Do this: What is needed here is an exact copy of every entry.

[Excerpts from a figure dataset]
....
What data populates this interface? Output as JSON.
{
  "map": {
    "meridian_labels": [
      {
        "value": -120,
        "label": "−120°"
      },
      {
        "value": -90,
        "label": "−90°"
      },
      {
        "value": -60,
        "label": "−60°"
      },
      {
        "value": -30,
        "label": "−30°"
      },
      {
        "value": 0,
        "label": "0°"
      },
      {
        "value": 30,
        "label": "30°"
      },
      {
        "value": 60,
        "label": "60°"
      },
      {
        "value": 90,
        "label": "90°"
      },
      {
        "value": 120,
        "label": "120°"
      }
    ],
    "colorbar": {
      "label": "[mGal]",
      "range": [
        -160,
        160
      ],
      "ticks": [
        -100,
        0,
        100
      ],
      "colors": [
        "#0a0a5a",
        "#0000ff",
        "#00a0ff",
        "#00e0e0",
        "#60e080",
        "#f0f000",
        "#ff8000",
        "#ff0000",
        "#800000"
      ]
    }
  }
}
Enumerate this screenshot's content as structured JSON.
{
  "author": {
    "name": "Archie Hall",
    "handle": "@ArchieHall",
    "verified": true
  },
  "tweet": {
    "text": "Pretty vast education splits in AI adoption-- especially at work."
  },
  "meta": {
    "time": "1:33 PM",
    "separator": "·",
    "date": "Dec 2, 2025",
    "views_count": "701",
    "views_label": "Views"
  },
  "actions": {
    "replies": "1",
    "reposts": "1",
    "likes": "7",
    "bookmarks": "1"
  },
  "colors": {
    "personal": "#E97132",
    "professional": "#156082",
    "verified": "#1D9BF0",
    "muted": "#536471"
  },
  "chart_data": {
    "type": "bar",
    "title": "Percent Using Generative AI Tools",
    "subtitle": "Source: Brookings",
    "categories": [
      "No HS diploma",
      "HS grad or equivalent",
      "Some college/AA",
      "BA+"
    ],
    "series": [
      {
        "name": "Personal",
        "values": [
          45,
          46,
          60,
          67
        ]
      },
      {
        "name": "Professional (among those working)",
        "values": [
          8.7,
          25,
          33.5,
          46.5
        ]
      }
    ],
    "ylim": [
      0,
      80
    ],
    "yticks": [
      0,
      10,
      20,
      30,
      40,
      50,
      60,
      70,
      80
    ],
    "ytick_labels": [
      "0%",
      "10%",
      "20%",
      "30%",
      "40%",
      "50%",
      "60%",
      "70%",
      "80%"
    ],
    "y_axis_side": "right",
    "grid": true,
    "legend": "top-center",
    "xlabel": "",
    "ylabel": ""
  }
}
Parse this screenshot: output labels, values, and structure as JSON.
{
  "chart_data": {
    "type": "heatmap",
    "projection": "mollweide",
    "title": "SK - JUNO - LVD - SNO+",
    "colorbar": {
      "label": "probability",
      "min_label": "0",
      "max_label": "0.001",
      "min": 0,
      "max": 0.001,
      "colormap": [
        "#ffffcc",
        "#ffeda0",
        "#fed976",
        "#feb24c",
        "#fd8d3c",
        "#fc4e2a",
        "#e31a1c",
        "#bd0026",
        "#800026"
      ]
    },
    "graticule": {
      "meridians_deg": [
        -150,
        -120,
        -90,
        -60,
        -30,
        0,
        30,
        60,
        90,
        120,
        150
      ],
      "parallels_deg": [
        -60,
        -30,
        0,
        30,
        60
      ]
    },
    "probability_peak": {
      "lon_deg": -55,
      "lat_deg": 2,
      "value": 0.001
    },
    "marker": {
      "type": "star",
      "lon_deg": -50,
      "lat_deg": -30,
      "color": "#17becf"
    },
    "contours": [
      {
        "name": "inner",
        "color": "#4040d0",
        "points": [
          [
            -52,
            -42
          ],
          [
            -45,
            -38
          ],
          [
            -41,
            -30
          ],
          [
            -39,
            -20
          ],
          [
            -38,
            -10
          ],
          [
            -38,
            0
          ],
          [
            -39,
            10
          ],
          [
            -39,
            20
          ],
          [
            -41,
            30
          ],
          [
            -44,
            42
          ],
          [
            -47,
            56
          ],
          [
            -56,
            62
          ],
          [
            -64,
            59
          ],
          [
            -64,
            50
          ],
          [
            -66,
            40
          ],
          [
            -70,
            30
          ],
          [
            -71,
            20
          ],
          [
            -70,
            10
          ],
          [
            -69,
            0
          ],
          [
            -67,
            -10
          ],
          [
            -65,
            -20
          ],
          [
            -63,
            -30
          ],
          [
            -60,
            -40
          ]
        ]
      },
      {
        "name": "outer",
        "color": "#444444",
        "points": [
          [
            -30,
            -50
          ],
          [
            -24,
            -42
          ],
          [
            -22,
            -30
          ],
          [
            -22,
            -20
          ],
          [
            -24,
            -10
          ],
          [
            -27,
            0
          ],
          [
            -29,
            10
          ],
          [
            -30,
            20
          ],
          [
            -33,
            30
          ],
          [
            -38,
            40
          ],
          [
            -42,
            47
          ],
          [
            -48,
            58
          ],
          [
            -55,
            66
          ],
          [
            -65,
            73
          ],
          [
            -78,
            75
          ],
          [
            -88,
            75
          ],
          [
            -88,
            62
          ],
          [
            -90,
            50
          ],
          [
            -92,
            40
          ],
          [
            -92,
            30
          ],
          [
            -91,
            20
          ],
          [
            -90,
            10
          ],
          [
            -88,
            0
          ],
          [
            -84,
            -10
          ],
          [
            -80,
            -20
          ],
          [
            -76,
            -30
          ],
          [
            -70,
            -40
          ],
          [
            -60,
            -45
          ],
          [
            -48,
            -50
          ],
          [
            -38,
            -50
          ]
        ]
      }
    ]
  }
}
....
The answer:
What data populates this interface? Output as JSON.
{
  "map": {
    "meridian_labels": [
      {
        "value": -120,
        "label": "−120°"
      },
      {
        "value": -90,
        "label": "−90°"
      },
      {
        "value": -60,
        "label": "−60°"
      },
      {
        "value": -30,
        "label": "−30°"
      },
      {
        "value": 0,
        "label": "0°"
      },
      {
        "value": 30,
        "label": "30°"
      },
      {
        "value": 60,
        "label": "60°"
      },
      {
        "value": 90,
        "label": "90°"
      },
      {
        "value": 120,
        "label": "120°"
      }
    ],
    "colorbar": {
      "label": "[mGal]",
      "range": [
        -160,
        160
      ],
      "ticks": [
        -100,
        0,
        100
      ],
      "colors": [
        "#0a0a5a",
        "#0000ff",
        "#00a0ff",
        "#00e0e0",
        "#60e080",
        "#f0f000",
        "#ff8000",
        "#ff0000",
        "#800000"
      ]
    }
  }
}
Enumerate this screenshot's content as structured JSON.
{
  "author": {
    "name": "Archie Hall",
    "handle": "@ArchieHall",
    "verified": true
  },
  "tweet": {
    "text": "Pretty vast education splits in AI adoption-- especially at work."
  },
  "meta": {
    "time": "1:33 PM",
    "separator": "·",
    "date": "Dec 2, 2025",
    "views_count": "701",
    "views_label": "Views"
  },
  "actions": {
    "replies": "1",
    "reposts": "1",
    "likes": "7",
    "bookmarks": "1"
  },
  "colors": {
    "personal": "#E97132",
    "professional": "#156082",
    "verified": "#1D9BF0",
    "muted": "#536471"
  },
  "chart_data": {
    "type": "bar",
    "title": "Percent Using Generative AI Tools",
    "subtitle": "Source: Brookings",
    "categories": [
      "No HS diploma",
      "HS grad or equivalent",
      "Some college/AA",
      "BA+"
    ],
    "series": [
      {
        "name": "Personal",
        "values": [
          45,
          46,
          60,
          67
        ]
      },
      {
        "name": "Professional (among those working)",
        "values": [
          8.7,
          25,
          33.5,
          46.5
        ]
      }
    ],
    "ylim": [
      0,
      80
    ],
    "yticks": [
      0,
      10,
      20,
      30,
      40,
      50,
      60,
      70,
      80
    ],
    "ytick_labels": [
      "0%",
      "10%",
      "20%",
      "30%",
      "40%",
      "50%",
      "60%",
      "70%",
      "80%"
    ],
    "y_axis_side": "right",
    "grid": true,
    "legend": "top-center",
    "xlabel": "",
    "ylabel": ""
  }
}
Parse this screenshot: output labels, values, and structure as JSON.
{
  "chart_data": {
    "type": "heatmap",
    "projection": "mollweide",
    "title": "SK - JUNO - LVD - SNO+",
    "colorbar": {
      "label": "probability",
      "min_label": "0",
      "max_label": "0.001",
      "min": 0,
      "max": 0.001,
      "colormap": [
        "#ffffcc",
        "#ffeda0",
        "#fed976",
        "#feb24c",
        "#fd8d3c",
        "#fc4e2a",
        "#e31a1c",
        "#bd0026",
        "#800026"
      ]
    },
    "graticule": {
      "meridians_deg": [
        -150,
        -120,
        -90,
        -60,
        -30,
        0,
        30,
        60,
        90,
        120,
        150
      ],
      "parallels_deg": [
        -60,
        -30,
        0,
        30,
        60
      ]
    },
    "probability_peak": {
      "lon_deg": -55,
      "lat_deg": 2,
      "value": 0.001
    },
    "marker": {
      "type": "star",
      "lon_deg": -50,
      "lat_deg": -30,
      "color": "#17becf"
    },
    "contours": [
      {
        "name": "inner",
        "color": "#4040d0",
        "points": [
          [
            -52,
            -42
          ],
          [
            -45,
            -38
          ],
          [
            -41,
            -30
          ],
          [
            -39,
            -20
          ],
          [
            -38,
            -10
          ],
          [
            -38,
            0
          ],
          [
            -39,
            10
          ],
          [
            -39,
            20
          ],
          [
            -41,
            30
          ],
          [
            -44,
            42
          ],
          [
            -47,
            56
          ],
          [
            -56,
            62
          ],
          [
            -64,
            59
          ],
          [
            -64,
            50
          ],
          [
            -66,
            40
          ],
          [
            -70,
            30
          ],
          [
            -71,
            20
          ],
          [
            -70,
            10
          ],
          [
            -69,
            0
          ],
          [
            -67,
            -10
          ],
          [
            -65,
            -20
          ],
          [
            -63,
            -30
          ],
          [
            -60,
            -40
          ]
        ]
      },
      {
        "name": "outer",
        "color": "#444444",
        "points": [
          [
            -30,
            -50
          ],
          [
            -24,
            -42
          ],
          [
            -22,
            -30
          ],
          [
            -22,
            -20
          ],
          [
            -24,
            -10
          ],
          [
            -27,
            0
          ],
          [
            -29,
            10
          ],
          [
            -30,
            20
          ],
          [
            -33,
            30
          ],
          [
            -38,
            40
          ],
          [
            -42,
            47
          ],
          [
            -48,
            58
          ],
          [
            -55,
            66
          ],
          [
            -65,
            73
          ],
          [
            -78,
            75
          ],
          [
            -88,
            75
          ],
          [
            -88,
            62
          ],
          [
            -90,
            50
          ],
          [
            -92,
            40
          ],
          [
            -92,
            30
          ],
          [
            -91,
            20
          ],
          [
            -90,
            10
          ],
          [
            -88,
            0
          ],
          [
            -84,
            -10
          ],
          [
            -80,
            -20
          ],
          [
            -76,
            -30
          ],
          [
            -70,
            -40
          ],
          [
            -60,
            -45
          ],
          [
            -48,
            -50
          ],
          [
            -38,
            -50
          ]
        ]
      }
    ]
  }
}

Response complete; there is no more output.